▸ To do
Write the data out again, exactly as given.

───── Provided entries

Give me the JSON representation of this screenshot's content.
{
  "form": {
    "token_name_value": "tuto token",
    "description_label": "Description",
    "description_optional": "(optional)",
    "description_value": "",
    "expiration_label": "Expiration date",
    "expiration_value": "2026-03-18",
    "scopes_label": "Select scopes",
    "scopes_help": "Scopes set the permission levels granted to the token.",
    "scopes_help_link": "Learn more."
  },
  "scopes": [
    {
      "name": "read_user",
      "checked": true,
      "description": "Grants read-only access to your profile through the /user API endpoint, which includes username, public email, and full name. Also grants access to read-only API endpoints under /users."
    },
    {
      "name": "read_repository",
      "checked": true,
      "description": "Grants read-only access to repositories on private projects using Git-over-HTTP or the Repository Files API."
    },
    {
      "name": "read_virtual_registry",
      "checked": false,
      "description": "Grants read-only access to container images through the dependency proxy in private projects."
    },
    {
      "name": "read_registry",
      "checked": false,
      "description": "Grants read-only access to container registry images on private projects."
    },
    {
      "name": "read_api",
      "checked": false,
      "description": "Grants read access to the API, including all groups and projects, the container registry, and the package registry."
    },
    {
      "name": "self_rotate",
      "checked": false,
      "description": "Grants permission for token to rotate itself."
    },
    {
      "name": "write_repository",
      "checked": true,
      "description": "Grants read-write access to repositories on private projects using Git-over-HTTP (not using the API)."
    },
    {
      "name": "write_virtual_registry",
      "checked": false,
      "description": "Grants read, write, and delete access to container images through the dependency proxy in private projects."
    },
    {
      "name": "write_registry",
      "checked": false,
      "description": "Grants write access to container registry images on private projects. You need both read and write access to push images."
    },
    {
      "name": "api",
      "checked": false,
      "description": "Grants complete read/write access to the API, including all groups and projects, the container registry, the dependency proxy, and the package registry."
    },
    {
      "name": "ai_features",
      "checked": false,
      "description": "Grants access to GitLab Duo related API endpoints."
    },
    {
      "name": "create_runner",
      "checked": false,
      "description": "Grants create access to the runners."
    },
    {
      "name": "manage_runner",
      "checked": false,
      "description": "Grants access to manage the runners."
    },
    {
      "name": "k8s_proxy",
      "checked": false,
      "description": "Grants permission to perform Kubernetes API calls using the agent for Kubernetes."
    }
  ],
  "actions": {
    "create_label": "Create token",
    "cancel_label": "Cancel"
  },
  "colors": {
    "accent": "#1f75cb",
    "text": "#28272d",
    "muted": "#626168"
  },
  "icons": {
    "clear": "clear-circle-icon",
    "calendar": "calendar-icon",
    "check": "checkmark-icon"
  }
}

──────────

▸ Final result
Give me the JSON representation of this screenshot's content.
{
  "form": {
    "token_name_value": "tuto token",
    "description_label": "Description",
    "description_optional": "(optional)",
    "description_value": "",
    "expiration_label": "Expiration date",
    "expiration_value": "2026-03-18",
    "scopes_label": "Select scopes",
    "scopes_help": "Scopes set the permission levels granted to the token.",
    "scopes_help_link": "Learn more."
  },
  "scopes": [
    {
      "name": "read_user",
      "checked": true,
      "description": "Grants read-only access to your profile through the /user API endpoint, which includes username, public email, and full name. Also grants access to read-only API endpoints under /users."
    },
    {
      "name": "read_repository",
      "checked": true,
      "description": "Grants read-only access to repositories on private projects using Git-over-HTTP or the Repository Files API."
    },
    {
      "name": "read_virtual_registry",
      "checked": false,
      "description": "Grants read-only access to container images through the dependency proxy in private projects."
    },
    {
      "name": "read_registry",
      "checked": false,
      "description": "Grants read-only access to container registry images on private projects."
    },
    {
      "name": "read_api",
      "checked": false,
      "description": "Grants read access to the API, including all groups and projects, the container registry, and the package registry."
    },
    {
      "name": "self_rotate",
      "checked": false,
      "description": "Grants permission for token to rotate itself."
    },
    {
      "name": "write_repository",
      "checked": true,
      "description": "Grants read-write access to repositories on private projects using Git-over-HTTP (not using the API)."
    },
    {
      "name": "write_virtual_registry",
      "checked": false,
      "description": "Grants read, write, and delete access to container images through the dependency proxy in private projects."
    },
    {
      "name": "write_registry",
      "checked": false,
      "description": "Grants write access to container registry images on private projects. You need both read and write access to push images."
    },
    {
      "name": "api",
      "checked": false,
      "description": "Grants complete read/write access to the API, including all groups and projects, the container registry, the dependency proxy, and the package registry."
    },
    {
      "name": "ai_features",
      "checked": false,
      "description": "Grants access to GitLab Duo related API endpoints."
    },
    {
      "name": "create_runner",
      "checked": false,
      "description": "Grants create access to the runners."
    },
    {
      "name": "manage_runner",
      "checked": false,
      "description": "Grants access to manage the runners."
    },
    {
      "name": "k8s_proxy",
      "checked": false,
      "description": "Grants permission to perform Kubernetes API calls using the agent for Kubernetes."
    }
  ],
  "actions": {
    "create_label": "Create token",
    "cancel_label": "Cancel"
  },
  "colors": {
    "accent": "#1f75cb",
    "text": "#28272d",
    "muted": "#626168"
  },
  "icons": {
    "clear": "clear-circle-icon",
    "calendar": "calendar-icon",
    "check": "checkmark-icon"
  }
}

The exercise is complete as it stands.